_Brief_
Please list all lines of the material below in which the string "name" occurs.
>> begin Material shown
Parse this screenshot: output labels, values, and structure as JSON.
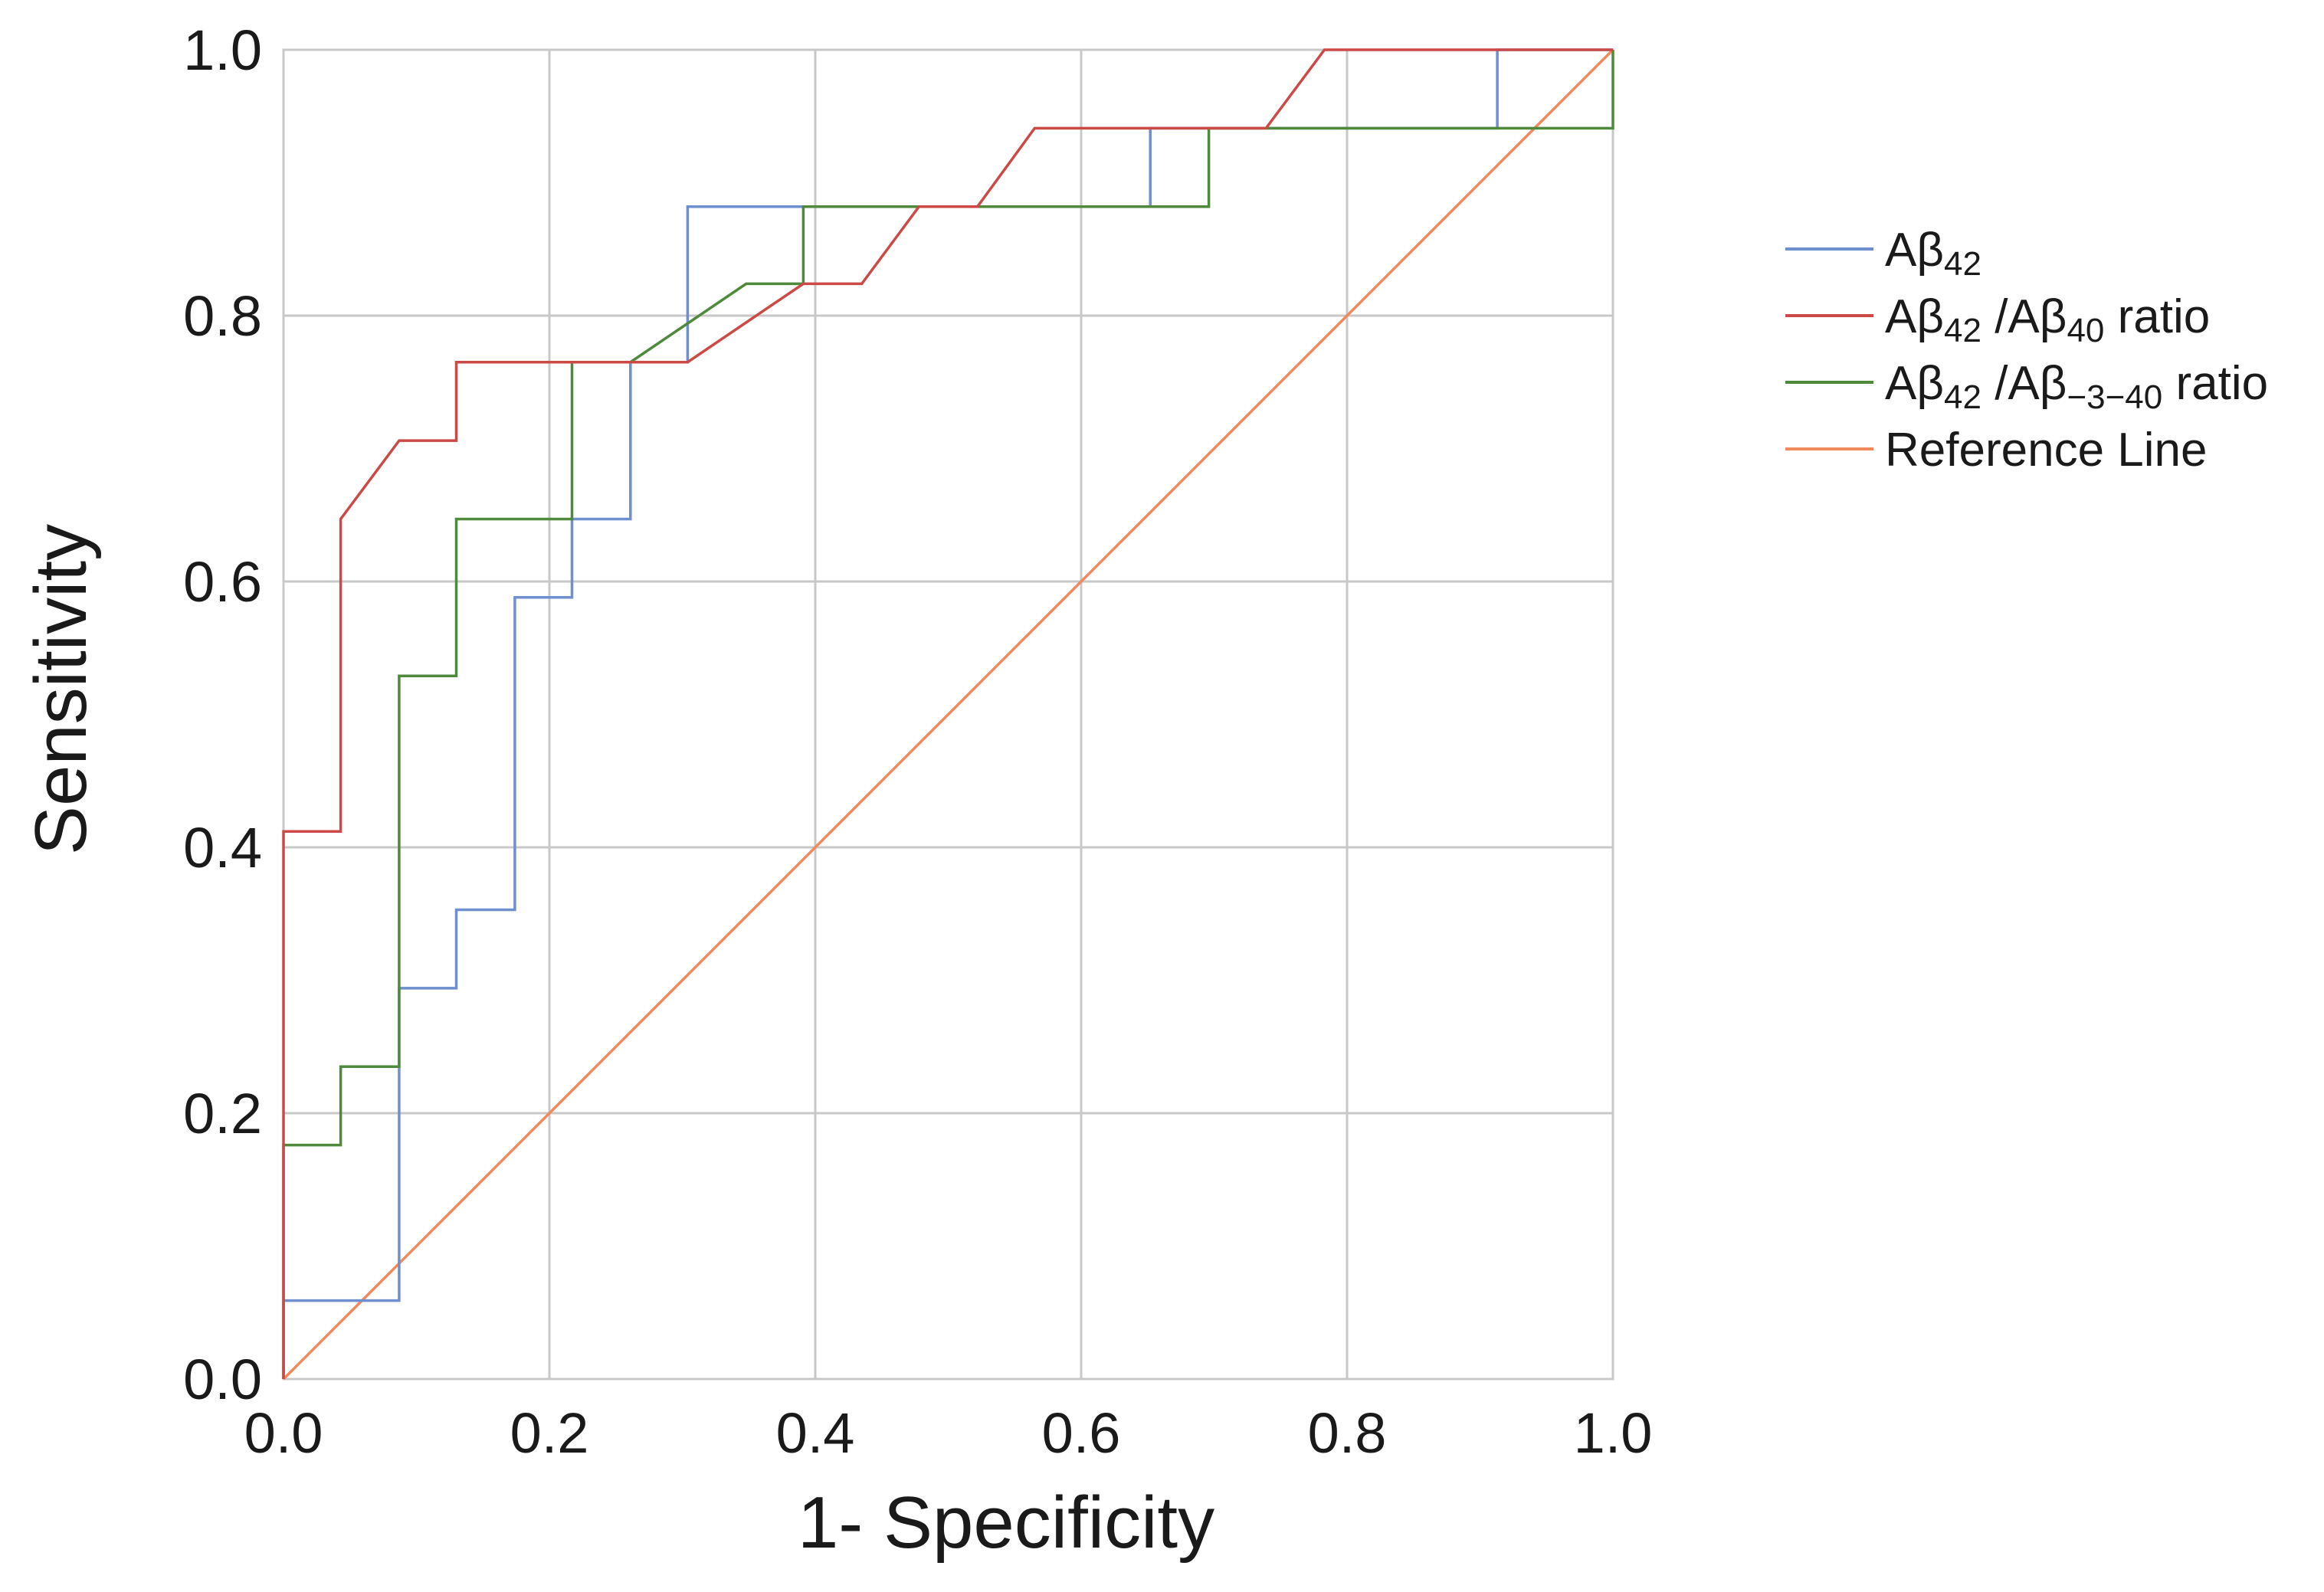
{
  "chart_data": {
    "type": "line",
    "title": "",
    "xlabel": "1- Specificity",
    "ylabel": "Sensitivity",
    "xlim": [
      0,
      1
    ],
    "ylim": [
      0,
      1
    ],
    "xticks": [
      "0.0",
      "0.2",
      "0.4",
      "0.6",
      "0.8",
      "1.0"
    ],
    "yticks": [
      "0.0",
      "0.2",
      "0.4",
      "0.6",
      "0.8",
      "1.0"
    ],
    "grid": true,
    "legend_position": "right",
    "series": [
      {
        "name": "Aβ42 ",
        "legend_base": "Aβ",
        "legend_sub": "42",
        "legend_suffix": "",
        "color": "#6f8fcf",
        "points": [
          [
            0,
            0
          ],
          [
            0,
            0.059
          ],
          [
            0.087,
            0.059
          ],
          [
            0.087,
            0.294
          ],
          [
            0.13,
            0.294
          ],
          [
            0.13,
            0.353
          ],
          [
            0.174,
            0.353
          ],
          [
            0.174,
            0.588
          ],
          [
            0.217,
            0.588
          ],
          [
            0.217,
            0.647
          ],
          [
            0.261,
            0.647
          ],
          [
            0.261,
            0.765
          ],
          [
            0.304,
            0.765
          ],
          [
            0.304,
            0.882
          ],
          [
            0.652,
            0.882
          ],
          [
            0.652,
            0.941
          ],
          [
            0.913,
            0.941
          ],
          [
            0.913,
            1.0
          ],
          [
            1.0,
            1.0
          ]
        ]
      },
      {
        "name": "Aβ42 /Aβ40 ratio",
        "legend_base": "Aβ",
        "legend_sub": "42",
        "legend_mid": " /Aβ",
        "legend_sub2": "40",
        "legend_suffix": " ratio",
        "color": "#cc4a46",
        "points": [
          [
            0,
            0
          ],
          [
            0,
            0.412
          ],
          [
            0.043,
            0.412
          ],
          [
            0.043,
            0.647
          ],
          [
            0.087,
            0.706
          ],
          [
            0.13,
            0.706
          ],
          [
            0.13,
            0.765
          ],
          [
            0.304,
            0.765
          ],
          [
            0.391,
            0.824
          ],
          [
            0.435,
            0.824
          ],
          [
            0.478,
            0.882
          ],
          [
            0.522,
            0.882
          ],
          [
            0.565,
            0.941
          ],
          [
            0.739,
            0.941
          ],
          [
            0.783,
            1.0
          ],
          [
            1.0,
            1.0
          ]
        ]
      },
      {
        "name": "Aβ42 /Aβ−3−40 ratio",
        "legend_base": "Aβ",
        "legend_sub": "42",
        "legend_mid": " /Aβ",
        "legend_sub2": "−3−40",
        "legend_suffix": " ratio",
        "color": "#4f8a3c",
        "points": [
          [
            0,
            0
          ],
          [
            0,
            0.176
          ],
          [
            0.043,
            0.176
          ],
          [
            0.043,
            0.235
          ],
          [
            0.087,
            0.235
          ],
          [
            0.087,
            0.529
          ],
          [
            0.13,
            0.529
          ],
          [
            0.13,
            0.647
          ],
          [
            0.217,
            0.647
          ],
          [
            0.217,
            0.765
          ],
          [
            0.261,
            0.765
          ],
          [
            0.348,
            0.824
          ],
          [
            0.391,
            0.824
          ],
          [
            0.391,
            0.882
          ],
          [
            0.696,
            0.882
          ],
          [
            0.696,
            0.941
          ],
          [
            1.0,
            0.941
          ],
          [
            1.0,
            1.0
          ]
        ]
      },
      {
        "name": "Reference Line",
        "legend_base": "Reference Line",
        "legend_sub": "",
        "legend_suffix": "",
        "color": "#f08a5d",
        "points": [
          [
            0,
            0
          ],
          [
            1,
            1
          ]
        ]
      }
    ]
  }
}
>> end Material shown
_Task answer_
        "name": "Aβ42 ",
        "name": "Aβ42 /Aβ40 ratio",
        "name": "Aβ42 /Aβ−3−40 ratio",
        "name": "Reference Line",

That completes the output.